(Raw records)

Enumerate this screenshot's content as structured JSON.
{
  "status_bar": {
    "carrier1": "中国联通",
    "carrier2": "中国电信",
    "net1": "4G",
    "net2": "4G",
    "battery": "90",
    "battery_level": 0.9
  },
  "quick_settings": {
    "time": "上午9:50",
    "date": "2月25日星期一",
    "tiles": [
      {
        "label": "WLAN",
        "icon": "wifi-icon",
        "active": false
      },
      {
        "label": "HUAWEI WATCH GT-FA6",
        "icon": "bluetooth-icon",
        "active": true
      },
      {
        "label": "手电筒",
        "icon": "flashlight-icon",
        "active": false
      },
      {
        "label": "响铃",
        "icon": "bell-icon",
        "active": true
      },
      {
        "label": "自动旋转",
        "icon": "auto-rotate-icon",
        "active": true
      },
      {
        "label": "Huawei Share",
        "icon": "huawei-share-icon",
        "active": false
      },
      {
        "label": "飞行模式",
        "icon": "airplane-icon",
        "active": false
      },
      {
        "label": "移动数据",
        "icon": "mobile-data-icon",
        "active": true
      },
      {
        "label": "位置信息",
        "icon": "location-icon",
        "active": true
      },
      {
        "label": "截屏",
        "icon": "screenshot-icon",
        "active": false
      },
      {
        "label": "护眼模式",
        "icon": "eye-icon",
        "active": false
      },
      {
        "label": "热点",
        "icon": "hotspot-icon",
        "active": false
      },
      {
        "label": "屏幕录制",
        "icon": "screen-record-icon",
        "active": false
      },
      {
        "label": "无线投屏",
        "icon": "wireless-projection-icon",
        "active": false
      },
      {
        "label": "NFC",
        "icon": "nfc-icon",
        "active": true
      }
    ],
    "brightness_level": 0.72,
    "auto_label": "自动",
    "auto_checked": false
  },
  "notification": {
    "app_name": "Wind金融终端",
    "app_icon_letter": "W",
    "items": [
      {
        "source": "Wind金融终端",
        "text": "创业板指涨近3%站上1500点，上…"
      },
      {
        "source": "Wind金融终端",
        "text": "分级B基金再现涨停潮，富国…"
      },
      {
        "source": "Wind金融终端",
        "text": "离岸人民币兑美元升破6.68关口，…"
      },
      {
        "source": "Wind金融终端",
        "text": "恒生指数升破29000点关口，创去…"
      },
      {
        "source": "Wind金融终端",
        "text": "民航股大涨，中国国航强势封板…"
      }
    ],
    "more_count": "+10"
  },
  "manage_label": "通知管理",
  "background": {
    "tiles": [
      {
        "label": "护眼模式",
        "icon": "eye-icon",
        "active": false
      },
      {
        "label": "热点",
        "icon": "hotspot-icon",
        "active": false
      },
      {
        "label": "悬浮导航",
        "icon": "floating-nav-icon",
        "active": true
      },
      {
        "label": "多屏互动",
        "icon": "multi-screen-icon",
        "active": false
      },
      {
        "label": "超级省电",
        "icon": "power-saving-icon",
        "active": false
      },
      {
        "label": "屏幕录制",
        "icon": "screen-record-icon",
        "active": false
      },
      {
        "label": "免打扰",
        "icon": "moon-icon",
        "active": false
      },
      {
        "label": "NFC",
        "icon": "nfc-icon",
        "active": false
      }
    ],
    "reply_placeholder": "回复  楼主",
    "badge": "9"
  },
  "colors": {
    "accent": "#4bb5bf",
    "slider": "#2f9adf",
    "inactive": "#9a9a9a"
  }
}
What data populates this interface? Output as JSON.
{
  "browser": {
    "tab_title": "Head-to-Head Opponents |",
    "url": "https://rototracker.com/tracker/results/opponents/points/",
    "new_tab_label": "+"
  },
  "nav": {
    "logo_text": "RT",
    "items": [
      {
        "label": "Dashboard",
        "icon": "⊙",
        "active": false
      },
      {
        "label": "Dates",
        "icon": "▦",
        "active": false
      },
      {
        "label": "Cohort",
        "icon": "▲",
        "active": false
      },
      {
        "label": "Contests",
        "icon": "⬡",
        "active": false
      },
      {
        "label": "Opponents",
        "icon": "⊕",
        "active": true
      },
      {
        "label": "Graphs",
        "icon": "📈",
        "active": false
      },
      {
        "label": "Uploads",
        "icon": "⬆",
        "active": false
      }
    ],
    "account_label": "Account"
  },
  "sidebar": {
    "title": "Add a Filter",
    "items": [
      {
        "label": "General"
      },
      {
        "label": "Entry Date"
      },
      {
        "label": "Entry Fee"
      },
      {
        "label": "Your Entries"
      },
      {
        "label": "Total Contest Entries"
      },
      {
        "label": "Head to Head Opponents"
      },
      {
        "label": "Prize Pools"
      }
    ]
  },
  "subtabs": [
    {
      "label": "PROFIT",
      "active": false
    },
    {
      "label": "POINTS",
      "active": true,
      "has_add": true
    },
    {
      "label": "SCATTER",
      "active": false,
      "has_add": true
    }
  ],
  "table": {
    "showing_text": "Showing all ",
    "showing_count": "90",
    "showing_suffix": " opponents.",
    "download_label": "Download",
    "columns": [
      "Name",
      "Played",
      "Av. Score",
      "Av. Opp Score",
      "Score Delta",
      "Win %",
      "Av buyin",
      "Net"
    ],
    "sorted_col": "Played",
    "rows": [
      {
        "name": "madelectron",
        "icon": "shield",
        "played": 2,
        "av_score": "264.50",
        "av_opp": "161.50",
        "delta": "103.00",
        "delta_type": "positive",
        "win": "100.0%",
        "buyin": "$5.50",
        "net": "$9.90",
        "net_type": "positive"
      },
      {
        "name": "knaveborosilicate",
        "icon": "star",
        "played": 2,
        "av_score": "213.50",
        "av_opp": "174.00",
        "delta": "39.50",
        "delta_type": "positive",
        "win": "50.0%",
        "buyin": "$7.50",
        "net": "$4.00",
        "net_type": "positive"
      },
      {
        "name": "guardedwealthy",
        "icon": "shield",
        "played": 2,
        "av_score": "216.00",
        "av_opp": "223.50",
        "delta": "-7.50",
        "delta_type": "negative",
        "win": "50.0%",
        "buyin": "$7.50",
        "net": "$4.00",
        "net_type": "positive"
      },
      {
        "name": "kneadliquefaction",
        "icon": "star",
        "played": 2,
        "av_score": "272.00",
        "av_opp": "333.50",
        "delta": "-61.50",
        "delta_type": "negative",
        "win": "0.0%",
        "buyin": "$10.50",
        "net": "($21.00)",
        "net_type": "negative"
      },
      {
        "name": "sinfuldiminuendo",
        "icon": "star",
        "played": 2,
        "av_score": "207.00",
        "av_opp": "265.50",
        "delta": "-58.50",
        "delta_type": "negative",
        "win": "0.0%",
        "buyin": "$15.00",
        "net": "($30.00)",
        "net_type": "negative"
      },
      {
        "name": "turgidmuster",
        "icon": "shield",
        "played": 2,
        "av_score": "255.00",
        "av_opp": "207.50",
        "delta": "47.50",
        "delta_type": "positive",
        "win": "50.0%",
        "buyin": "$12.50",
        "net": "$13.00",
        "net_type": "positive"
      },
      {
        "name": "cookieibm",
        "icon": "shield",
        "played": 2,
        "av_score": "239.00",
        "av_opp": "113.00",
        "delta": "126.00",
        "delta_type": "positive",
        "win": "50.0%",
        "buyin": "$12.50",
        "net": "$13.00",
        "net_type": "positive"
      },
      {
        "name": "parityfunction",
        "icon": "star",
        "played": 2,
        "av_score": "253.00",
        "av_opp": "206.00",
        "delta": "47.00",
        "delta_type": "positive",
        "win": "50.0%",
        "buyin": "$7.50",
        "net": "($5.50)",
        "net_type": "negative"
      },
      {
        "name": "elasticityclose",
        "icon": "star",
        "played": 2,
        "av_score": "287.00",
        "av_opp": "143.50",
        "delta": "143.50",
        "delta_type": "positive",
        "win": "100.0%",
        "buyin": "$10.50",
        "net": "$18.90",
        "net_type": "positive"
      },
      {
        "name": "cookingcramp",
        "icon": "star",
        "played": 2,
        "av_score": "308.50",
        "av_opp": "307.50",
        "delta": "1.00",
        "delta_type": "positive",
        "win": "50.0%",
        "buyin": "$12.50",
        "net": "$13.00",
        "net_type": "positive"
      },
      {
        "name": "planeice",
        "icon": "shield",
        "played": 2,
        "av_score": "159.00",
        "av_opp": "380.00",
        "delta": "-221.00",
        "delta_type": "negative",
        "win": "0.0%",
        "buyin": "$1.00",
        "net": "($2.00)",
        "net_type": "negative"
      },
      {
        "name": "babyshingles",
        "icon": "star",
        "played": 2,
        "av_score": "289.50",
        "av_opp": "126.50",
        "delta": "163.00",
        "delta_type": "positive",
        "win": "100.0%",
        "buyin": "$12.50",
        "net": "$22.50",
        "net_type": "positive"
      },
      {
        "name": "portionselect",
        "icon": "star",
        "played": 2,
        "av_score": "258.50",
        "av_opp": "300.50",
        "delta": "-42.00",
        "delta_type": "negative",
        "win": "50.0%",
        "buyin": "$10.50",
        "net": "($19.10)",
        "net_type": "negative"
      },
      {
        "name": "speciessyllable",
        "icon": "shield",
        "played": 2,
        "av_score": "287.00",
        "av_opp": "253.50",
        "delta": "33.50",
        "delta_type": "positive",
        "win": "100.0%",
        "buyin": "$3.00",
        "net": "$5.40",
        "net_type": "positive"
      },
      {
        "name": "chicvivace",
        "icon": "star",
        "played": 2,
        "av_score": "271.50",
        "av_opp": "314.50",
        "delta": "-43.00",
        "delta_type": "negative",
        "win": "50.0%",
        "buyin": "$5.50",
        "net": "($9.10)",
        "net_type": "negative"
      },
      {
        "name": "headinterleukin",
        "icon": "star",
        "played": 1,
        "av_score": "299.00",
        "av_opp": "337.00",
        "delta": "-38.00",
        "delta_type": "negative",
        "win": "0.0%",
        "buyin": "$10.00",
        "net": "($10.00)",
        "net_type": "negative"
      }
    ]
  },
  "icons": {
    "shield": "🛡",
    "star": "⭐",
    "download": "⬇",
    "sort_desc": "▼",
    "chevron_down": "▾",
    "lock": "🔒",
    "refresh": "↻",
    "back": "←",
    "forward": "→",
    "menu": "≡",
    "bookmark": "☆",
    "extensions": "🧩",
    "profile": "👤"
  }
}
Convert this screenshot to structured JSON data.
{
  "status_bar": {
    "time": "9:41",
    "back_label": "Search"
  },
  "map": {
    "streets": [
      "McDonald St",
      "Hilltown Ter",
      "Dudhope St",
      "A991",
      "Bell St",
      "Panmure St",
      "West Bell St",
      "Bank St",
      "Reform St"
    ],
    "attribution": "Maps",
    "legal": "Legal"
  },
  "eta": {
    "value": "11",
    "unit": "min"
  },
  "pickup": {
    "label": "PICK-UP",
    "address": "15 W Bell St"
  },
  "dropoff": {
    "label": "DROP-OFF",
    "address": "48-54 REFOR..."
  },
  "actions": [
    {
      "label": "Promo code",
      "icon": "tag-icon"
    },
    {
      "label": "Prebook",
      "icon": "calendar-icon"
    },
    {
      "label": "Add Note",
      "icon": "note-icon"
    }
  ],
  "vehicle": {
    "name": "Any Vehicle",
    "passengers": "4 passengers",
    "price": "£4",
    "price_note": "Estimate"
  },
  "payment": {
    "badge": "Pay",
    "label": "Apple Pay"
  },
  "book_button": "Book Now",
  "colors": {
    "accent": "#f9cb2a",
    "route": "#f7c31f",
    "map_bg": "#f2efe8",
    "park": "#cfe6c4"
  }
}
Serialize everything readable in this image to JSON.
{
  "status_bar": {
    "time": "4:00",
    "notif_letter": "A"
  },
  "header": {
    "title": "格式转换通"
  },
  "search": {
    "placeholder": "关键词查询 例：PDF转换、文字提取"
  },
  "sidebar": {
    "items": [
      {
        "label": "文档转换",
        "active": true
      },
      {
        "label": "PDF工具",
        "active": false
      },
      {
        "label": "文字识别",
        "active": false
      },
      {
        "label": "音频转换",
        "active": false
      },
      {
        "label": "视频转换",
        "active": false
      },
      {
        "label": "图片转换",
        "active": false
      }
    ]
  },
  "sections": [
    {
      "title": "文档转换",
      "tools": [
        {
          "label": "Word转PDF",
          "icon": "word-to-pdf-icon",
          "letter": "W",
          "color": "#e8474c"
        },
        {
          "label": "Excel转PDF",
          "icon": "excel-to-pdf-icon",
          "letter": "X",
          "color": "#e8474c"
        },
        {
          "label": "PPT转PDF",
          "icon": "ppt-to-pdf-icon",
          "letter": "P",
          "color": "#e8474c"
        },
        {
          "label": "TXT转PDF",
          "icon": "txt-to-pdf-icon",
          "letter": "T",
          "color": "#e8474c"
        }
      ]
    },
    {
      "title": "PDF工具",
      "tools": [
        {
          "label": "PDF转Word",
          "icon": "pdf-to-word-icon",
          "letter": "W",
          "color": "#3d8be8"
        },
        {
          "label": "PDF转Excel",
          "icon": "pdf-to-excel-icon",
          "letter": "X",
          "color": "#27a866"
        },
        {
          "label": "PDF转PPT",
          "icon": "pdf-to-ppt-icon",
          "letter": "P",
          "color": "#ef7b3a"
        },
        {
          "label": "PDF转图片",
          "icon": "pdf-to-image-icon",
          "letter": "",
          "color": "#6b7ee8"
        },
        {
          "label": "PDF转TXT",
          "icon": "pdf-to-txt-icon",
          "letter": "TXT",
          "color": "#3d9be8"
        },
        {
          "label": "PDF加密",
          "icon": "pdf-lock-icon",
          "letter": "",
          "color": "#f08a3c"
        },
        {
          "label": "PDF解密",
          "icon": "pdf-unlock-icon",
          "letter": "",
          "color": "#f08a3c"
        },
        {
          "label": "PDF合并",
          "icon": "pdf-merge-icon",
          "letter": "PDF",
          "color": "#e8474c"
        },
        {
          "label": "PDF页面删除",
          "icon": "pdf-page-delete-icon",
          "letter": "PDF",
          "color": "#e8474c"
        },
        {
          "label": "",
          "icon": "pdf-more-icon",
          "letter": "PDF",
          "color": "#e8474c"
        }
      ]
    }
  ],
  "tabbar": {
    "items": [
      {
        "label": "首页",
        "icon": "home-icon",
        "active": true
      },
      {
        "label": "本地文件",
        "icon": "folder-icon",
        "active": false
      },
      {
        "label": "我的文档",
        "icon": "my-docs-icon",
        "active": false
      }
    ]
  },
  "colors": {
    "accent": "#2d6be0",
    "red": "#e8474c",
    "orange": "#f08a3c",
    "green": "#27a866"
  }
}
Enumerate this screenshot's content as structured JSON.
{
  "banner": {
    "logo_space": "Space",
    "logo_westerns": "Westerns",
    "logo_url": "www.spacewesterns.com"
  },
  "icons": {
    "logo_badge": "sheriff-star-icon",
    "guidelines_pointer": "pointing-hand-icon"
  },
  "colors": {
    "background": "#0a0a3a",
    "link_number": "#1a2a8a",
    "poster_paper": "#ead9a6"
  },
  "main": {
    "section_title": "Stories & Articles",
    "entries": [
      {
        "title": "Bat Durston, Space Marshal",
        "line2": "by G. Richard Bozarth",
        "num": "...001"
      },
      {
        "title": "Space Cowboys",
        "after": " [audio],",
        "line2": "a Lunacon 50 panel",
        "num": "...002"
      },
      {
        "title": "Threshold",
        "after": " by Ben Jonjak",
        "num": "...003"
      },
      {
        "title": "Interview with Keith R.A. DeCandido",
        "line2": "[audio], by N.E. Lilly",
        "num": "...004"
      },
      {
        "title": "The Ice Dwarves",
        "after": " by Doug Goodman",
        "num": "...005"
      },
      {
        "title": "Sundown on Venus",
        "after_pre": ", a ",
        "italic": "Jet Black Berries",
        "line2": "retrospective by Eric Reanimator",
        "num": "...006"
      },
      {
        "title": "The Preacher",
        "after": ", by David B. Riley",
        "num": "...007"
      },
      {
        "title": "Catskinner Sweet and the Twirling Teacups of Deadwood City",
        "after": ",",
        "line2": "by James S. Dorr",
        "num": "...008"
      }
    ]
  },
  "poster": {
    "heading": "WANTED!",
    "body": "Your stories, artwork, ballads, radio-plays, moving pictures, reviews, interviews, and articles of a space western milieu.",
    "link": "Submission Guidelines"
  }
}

**GIVEN REQUEST**. Report all lines of the material that contain the word "data".

**RESPONSE**.
        "icon": "mobile-data-icon",
What data populates this interface? Output as JSON.
Convert this screenshot to structured JSON data.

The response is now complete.